- _SHORT PROBLEM_
Go through the listing and copy every line word for word.

═════ ROWS ═════

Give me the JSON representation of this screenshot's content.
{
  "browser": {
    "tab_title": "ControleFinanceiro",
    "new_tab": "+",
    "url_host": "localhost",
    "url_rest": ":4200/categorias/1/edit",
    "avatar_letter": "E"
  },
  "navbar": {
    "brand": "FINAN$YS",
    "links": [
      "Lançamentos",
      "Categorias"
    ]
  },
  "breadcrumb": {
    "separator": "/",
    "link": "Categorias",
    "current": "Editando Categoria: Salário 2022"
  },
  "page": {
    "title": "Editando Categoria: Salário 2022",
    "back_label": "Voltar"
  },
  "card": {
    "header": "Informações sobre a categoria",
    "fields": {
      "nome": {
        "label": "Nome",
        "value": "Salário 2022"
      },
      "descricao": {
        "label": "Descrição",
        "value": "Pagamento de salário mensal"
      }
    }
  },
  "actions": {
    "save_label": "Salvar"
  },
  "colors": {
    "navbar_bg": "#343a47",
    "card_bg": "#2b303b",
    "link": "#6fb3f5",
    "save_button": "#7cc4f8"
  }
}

═════

- _ANSWER_
Give me the JSON representation of this screenshot's content.
{
  "browser": {
    "tab_title": "ControleFinanceiro",
    "new_tab": "+",
    "url_host": "localhost",
    "url_rest": ":4200/categorias/1/edit",
    "avatar_letter": "E"
  },
  "navbar": {
    "brand": "FINAN$YS",
    "links": [
      "Lançamentos",
      "Categorias"
    ]
  },
  "breadcrumb": {
    "separator": "/",
    "link": "Categorias",
    "current": "Editando Categoria: Salário 2022"
  },
  "page": {
    "title": "Editando Categoria: Salário 2022",
    "back_label": "Voltar"
  },
  "card": {
    "header": "Informações sobre a categoria",
    "fields": {
      "nome": {
        "label": "Nome",
        "value": "Salário 2022"
      },
      "descricao": {
        "label": "Descrição",
        "value": "Pagamento de salário mensal"
      }
    }
  },
  "actions": {
    "save_label": "Salvar"
  },
  "colors": {
    "navbar_bg": "#343a47",
    "card_bg": "#2b303b",
    "link": "#6fb3f5",
    "save_button": "#7cc4f8"
  }
}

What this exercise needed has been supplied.